▸ Goal:
Identify all lines in the listing that include the word "JSON", and copy them out.

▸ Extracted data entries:
[start]
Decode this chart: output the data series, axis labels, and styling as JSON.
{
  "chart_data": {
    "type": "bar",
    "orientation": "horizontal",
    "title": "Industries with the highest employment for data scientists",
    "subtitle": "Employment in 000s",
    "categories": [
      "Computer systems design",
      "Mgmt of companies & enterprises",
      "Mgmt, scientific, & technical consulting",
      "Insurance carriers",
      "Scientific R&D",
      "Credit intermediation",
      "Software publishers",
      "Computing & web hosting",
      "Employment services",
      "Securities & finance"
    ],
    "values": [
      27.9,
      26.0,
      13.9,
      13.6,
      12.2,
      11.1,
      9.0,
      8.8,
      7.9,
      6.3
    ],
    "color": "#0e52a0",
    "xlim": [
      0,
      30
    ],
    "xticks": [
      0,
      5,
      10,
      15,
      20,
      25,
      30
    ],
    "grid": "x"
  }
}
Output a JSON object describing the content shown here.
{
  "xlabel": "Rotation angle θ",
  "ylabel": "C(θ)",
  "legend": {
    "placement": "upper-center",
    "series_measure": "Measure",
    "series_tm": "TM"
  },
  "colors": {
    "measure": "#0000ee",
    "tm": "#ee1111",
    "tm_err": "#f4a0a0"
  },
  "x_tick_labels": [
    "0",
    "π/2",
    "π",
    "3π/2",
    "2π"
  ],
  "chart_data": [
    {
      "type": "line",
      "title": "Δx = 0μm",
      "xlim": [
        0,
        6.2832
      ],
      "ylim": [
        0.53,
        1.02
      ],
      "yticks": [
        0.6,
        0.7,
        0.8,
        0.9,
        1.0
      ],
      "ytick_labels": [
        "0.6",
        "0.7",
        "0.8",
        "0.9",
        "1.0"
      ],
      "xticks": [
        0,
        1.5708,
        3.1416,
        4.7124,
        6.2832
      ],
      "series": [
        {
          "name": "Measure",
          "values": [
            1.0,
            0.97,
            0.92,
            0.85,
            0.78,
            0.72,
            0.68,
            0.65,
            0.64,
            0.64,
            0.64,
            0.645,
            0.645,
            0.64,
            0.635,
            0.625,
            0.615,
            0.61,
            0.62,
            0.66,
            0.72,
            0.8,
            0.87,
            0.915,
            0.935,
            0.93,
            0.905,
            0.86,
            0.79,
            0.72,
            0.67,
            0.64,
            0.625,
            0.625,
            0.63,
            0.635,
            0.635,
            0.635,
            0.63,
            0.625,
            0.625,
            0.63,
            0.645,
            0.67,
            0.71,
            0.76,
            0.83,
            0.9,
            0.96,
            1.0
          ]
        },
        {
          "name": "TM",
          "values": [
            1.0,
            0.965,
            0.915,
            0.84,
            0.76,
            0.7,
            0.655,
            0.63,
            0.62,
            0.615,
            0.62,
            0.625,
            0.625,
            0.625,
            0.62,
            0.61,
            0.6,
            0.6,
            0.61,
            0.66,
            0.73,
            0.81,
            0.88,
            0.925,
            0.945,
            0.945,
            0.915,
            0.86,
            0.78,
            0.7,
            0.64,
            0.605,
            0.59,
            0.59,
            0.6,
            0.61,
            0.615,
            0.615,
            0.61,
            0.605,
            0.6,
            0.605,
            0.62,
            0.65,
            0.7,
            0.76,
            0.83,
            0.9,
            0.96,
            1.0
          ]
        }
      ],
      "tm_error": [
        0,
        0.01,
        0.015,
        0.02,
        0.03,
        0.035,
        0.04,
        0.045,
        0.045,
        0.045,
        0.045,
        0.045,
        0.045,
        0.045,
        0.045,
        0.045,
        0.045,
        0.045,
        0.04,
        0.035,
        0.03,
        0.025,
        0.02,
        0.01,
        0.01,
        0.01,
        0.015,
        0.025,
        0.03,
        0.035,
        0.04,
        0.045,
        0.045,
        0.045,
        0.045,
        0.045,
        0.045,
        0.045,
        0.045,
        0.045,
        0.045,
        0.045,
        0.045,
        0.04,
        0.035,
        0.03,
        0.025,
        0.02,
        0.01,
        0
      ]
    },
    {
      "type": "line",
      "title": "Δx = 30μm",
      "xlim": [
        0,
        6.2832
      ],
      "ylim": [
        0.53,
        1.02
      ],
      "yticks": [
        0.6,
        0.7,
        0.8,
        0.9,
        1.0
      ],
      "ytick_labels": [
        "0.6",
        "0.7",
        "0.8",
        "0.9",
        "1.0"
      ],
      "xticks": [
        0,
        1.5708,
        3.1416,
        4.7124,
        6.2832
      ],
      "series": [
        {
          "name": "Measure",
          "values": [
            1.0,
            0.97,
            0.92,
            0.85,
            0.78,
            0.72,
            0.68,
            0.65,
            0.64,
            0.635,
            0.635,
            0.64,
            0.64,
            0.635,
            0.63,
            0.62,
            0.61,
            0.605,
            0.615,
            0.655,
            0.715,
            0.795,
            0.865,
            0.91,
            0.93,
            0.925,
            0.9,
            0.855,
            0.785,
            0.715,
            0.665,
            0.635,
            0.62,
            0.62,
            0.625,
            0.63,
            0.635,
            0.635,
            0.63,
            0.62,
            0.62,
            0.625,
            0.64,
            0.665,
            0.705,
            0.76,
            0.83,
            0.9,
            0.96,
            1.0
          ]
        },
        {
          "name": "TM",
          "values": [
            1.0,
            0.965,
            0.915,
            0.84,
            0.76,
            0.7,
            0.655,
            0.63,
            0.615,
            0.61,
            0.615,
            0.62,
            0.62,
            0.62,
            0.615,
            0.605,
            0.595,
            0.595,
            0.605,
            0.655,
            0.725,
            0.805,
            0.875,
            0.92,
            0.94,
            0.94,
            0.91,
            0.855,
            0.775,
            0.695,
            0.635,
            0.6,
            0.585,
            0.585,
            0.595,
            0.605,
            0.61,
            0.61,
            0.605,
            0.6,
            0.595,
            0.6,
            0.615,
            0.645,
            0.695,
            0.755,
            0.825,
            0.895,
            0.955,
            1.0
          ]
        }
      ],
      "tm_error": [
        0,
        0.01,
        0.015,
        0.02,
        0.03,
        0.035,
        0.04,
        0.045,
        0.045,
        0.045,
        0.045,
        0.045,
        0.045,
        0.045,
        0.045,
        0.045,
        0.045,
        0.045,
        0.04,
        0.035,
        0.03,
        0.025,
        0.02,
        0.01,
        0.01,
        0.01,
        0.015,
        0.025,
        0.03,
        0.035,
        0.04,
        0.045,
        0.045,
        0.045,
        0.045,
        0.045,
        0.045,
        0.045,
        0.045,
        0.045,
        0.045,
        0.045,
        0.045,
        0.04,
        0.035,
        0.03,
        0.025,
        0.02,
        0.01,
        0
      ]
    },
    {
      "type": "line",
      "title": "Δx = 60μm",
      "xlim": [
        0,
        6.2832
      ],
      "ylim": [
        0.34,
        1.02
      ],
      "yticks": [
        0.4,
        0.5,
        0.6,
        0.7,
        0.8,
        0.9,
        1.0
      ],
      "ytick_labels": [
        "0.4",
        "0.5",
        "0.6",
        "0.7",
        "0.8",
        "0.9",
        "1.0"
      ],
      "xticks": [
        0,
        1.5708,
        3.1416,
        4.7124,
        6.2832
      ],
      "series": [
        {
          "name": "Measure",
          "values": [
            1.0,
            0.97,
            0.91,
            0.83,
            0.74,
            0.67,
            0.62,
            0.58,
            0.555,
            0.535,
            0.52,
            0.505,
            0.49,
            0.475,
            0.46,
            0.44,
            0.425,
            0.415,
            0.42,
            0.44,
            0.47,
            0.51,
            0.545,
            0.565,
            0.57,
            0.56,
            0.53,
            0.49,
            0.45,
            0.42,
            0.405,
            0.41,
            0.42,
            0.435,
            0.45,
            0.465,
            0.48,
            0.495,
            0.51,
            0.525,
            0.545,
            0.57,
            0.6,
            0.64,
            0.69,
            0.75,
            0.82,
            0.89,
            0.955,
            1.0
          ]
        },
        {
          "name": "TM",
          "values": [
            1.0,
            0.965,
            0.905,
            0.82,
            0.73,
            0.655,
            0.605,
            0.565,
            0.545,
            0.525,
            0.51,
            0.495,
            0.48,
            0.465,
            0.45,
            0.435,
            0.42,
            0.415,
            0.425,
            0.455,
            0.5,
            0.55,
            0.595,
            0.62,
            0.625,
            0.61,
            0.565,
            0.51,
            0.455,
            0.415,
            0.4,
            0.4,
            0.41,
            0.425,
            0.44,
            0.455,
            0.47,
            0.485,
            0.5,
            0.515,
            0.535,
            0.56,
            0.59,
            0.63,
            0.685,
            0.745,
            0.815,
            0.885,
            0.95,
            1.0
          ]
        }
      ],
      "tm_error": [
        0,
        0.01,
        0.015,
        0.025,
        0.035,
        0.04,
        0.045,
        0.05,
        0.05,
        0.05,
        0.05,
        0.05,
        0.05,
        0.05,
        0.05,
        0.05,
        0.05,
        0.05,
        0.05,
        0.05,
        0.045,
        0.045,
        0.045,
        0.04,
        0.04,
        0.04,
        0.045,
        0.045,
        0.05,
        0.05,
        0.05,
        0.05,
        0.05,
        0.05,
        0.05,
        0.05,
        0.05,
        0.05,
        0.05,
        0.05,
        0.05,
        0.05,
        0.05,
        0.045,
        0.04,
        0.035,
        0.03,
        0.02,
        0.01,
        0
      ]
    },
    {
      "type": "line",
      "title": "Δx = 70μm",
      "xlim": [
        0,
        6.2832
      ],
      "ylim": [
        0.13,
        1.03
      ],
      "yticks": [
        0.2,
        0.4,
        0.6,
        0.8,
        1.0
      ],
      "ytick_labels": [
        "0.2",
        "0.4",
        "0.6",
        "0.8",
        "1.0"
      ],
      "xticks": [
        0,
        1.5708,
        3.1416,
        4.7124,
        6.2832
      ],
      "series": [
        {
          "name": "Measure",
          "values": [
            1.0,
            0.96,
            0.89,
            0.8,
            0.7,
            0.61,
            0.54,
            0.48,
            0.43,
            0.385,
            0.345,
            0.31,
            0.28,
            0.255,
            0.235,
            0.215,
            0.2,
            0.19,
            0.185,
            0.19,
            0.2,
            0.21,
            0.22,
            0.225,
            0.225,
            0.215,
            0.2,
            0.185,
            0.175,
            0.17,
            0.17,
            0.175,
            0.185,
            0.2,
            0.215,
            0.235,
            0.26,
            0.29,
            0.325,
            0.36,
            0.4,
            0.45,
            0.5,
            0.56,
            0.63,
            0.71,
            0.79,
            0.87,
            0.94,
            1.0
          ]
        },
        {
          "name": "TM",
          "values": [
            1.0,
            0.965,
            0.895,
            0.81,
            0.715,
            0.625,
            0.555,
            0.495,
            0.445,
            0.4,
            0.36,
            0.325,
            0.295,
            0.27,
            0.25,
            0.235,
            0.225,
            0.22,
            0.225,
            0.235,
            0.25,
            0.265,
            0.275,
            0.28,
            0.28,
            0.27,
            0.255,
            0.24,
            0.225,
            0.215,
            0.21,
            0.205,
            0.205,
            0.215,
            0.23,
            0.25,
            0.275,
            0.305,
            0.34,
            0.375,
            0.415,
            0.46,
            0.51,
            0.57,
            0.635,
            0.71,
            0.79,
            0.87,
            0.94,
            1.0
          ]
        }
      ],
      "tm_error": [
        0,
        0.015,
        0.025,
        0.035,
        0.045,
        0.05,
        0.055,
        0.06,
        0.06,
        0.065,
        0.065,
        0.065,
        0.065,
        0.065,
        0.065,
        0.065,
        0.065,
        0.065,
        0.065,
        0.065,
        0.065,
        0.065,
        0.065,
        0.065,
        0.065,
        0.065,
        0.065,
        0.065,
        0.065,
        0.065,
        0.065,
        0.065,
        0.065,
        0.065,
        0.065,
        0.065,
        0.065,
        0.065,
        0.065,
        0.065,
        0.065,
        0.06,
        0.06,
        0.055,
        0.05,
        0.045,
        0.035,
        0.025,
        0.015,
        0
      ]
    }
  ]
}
[end]
▸ Output:
Decode this chart: output the data series, axis labels, and styling as JSON.
Output a JSON object describing the content shown here.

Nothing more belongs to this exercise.